> [WHAT IS BEING ASKED]:
In the listing below, locate the lines bearing the word "values". Copy every one of them.

> [MATERIAL FOR THIS TASK]:
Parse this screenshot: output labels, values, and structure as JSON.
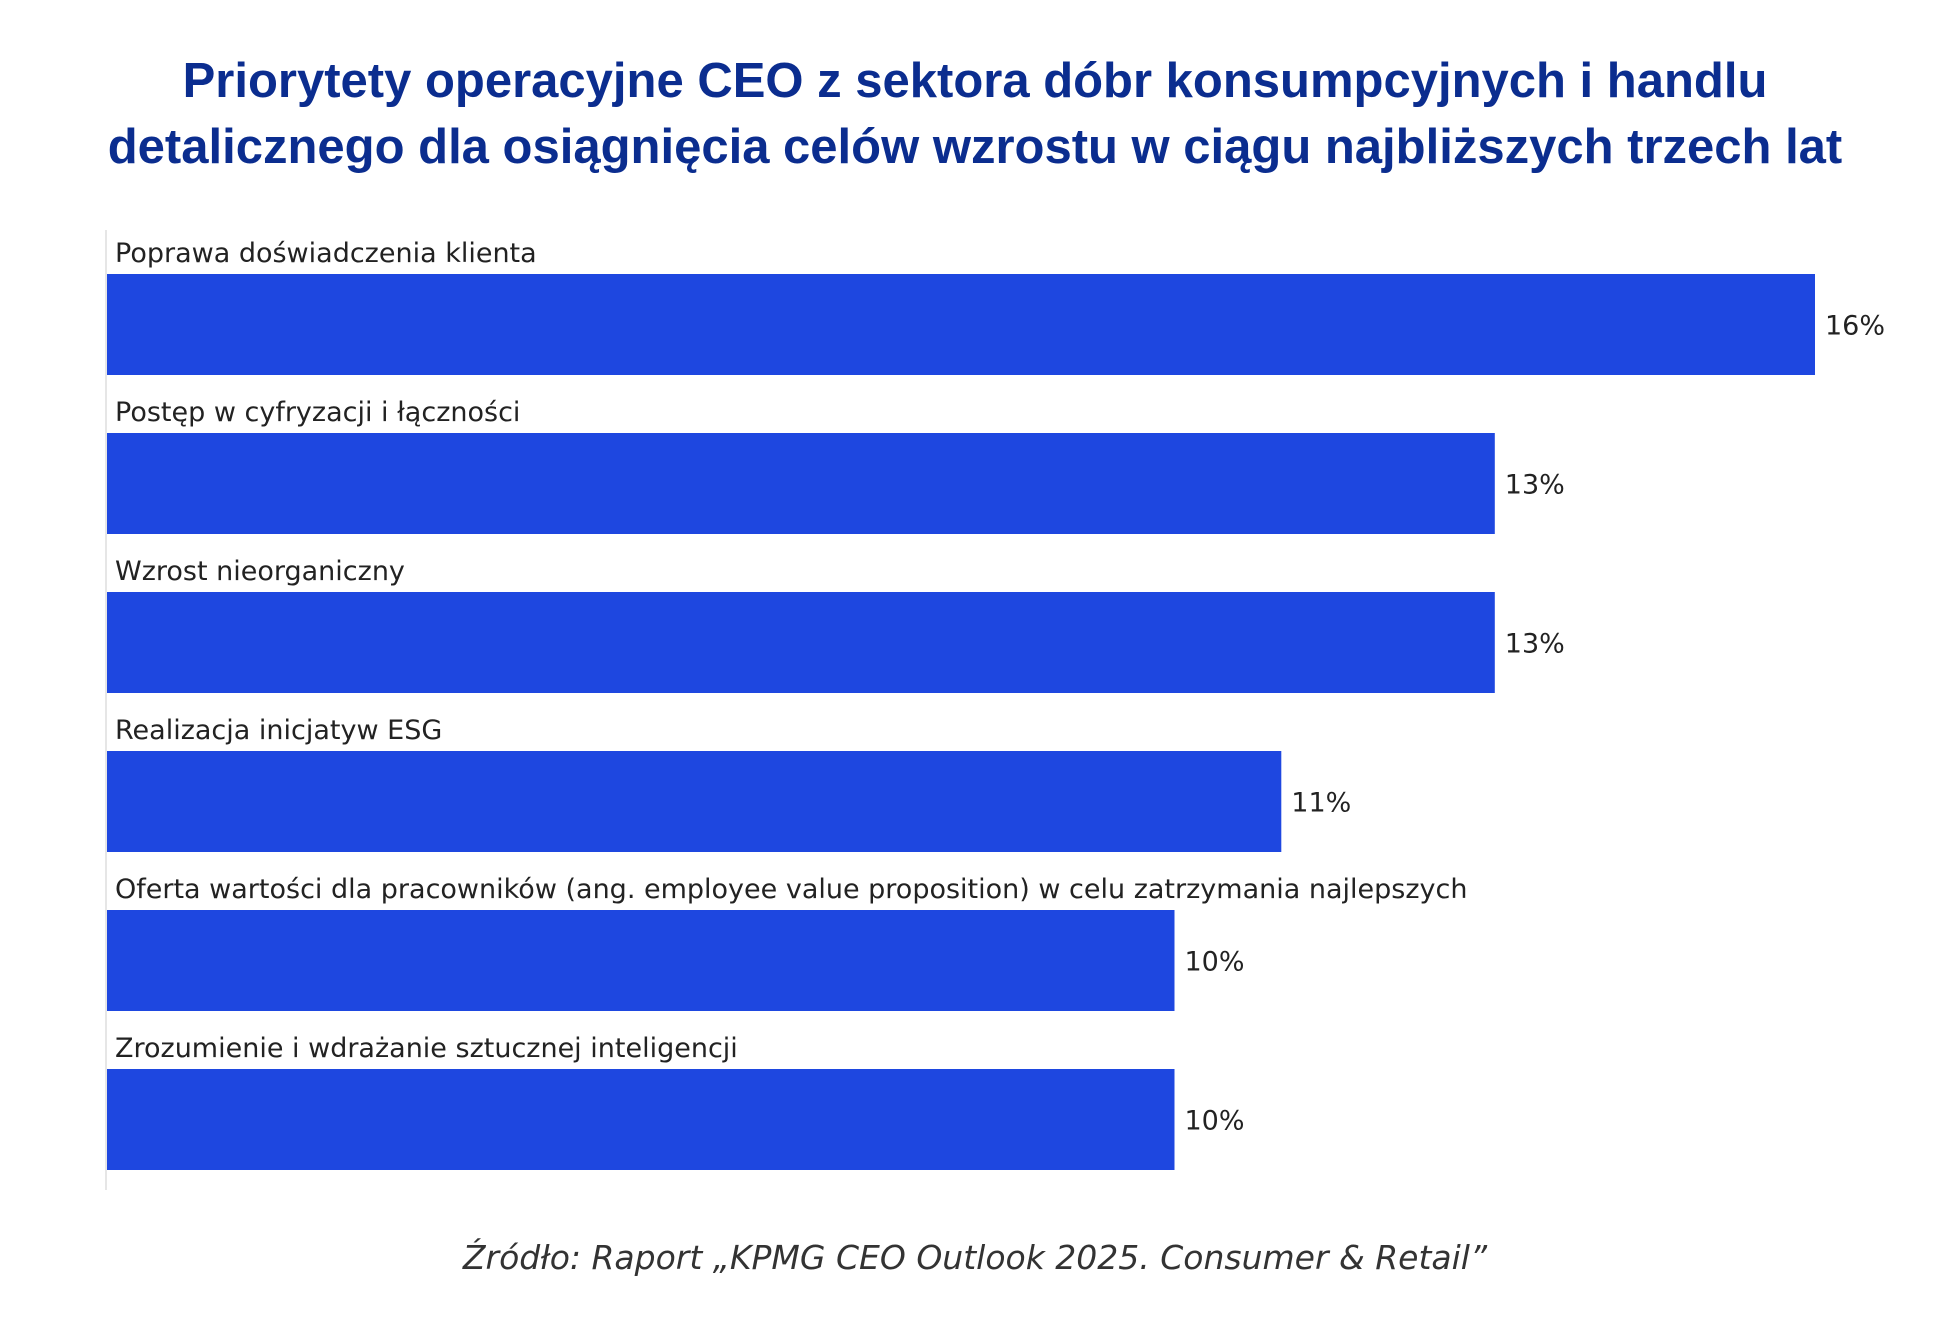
{
  "chart_data": {
    "type": "bar",
    "orientation": "horizontal",
    "title": [
      "Priorytety operacyjne CEO z sektora dóbr konsumpcyjnych i handlu",
      "detalicznego dla osiągnięcia celów wzrostu w ciągu najbliższych trzech lat"
    ],
    "categories": [
      "Poprawa doświadczenia klienta",
      "Postęp w cyfryzacji i łączności",
      "Wzrost nieorganiczny",
      "Realizacja inicjatyw ESG",
      "Oferta wartości dla pracowników (ang. employee value proposition) w celu zatrzymania najlepszych",
      "Zrozumienie i wdrażanie sztucznej inteligencji"
    ],
    "values": [
      16,
      13,
      13,
      11,
      10,
      10
    ],
    "value_labels": [
      "16%",
      "13%",
      "13%",
      "11%",
      "10%",
      "10%"
    ],
    "unit": "%",
    "xlim": [
      0,
      16
    ],
    "grid": false,
    "legend": "none",
    "bar_color": "#1e47e0",
    "source": "Źródło: Raport „KPMG CEO Outlook 2025. Consumer & Retail”"
  }
}
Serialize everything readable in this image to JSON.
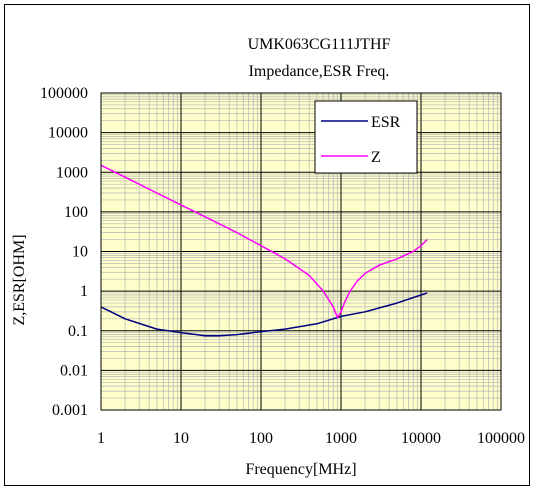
{
  "chart_data": {
    "type": "line",
    "title": "UMK063CG111JTHF",
    "subtitle": "Impedance,ESR  Freq.",
    "xlabel": "Frequency[MHz]",
    "ylabel": "Z,ESR[OHM]",
    "x_scale": "log",
    "y_scale": "log",
    "xlim": [
      1,
      100000
    ],
    "ylim": [
      0.001,
      100000
    ],
    "x_ticks": [
      "1",
      "10",
      "100",
      "1000",
      "10000",
      "100000"
    ],
    "y_ticks": [
      "100000",
      "10000",
      "1000",
      "100",
      "10",
      "1",
      "0.1",
      "0.01",
      "0.001"
    ],
    "grid": true,
    "legend_position": "top-right",
    "colors": {
      "plot_background": "#ffffcc",
      "minor_grid": "#b3b3b3",
      "major_grid": "#000000",
      "esr": "#000080",
      "z": "#ff00ff"
    },
    "series": [
      {
        "name": "ESR",
        "color": "#000080",
        "x": [
          1,
          2,
          5,
          10,
          20,
          30,
          50,
          100,
          200,
          500,
          1000,
          2000,
          5000,
          10000,
          12000
        ],
        "y": [
          0.4,
          0.2,
          0.11,
          0.09,
          0.075,
          0.075,
          0.08,
          0.095,
          0.11,
          0.15,
          0.23,
          0.3,
          0.5,
          0.8,
          0.9
        ]
      },
      {
        "name": "Z",
        "color": "#ff00ff",
        "x": [
          1,
          2,
          5,
          10,
          20,
          50,
          100,
          200,
          400,
          600,
          800,
          900,
          950,
          1000,
          1100,
          1300,
          1600,
          2000,
          3000,
          5000,
          8000,
          10000,
          12000
        ],
        "y": [
          1500,
          750,
          300,
          150,
          75,
          30,
          14,
          6.5,
          2.5,
          1,
          0.4,
          0.22,
          0.25,
          0.3,
          0.5,
          1.0,
          1.8,
          2.8,
          4.5,
          6.5,
          10,
          14,
          20
        ]
      }
    ]
  }
}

> [COMPLETED TASK]:
Parse this screenshot: output labels, values, and structure as JSON.
    "values": [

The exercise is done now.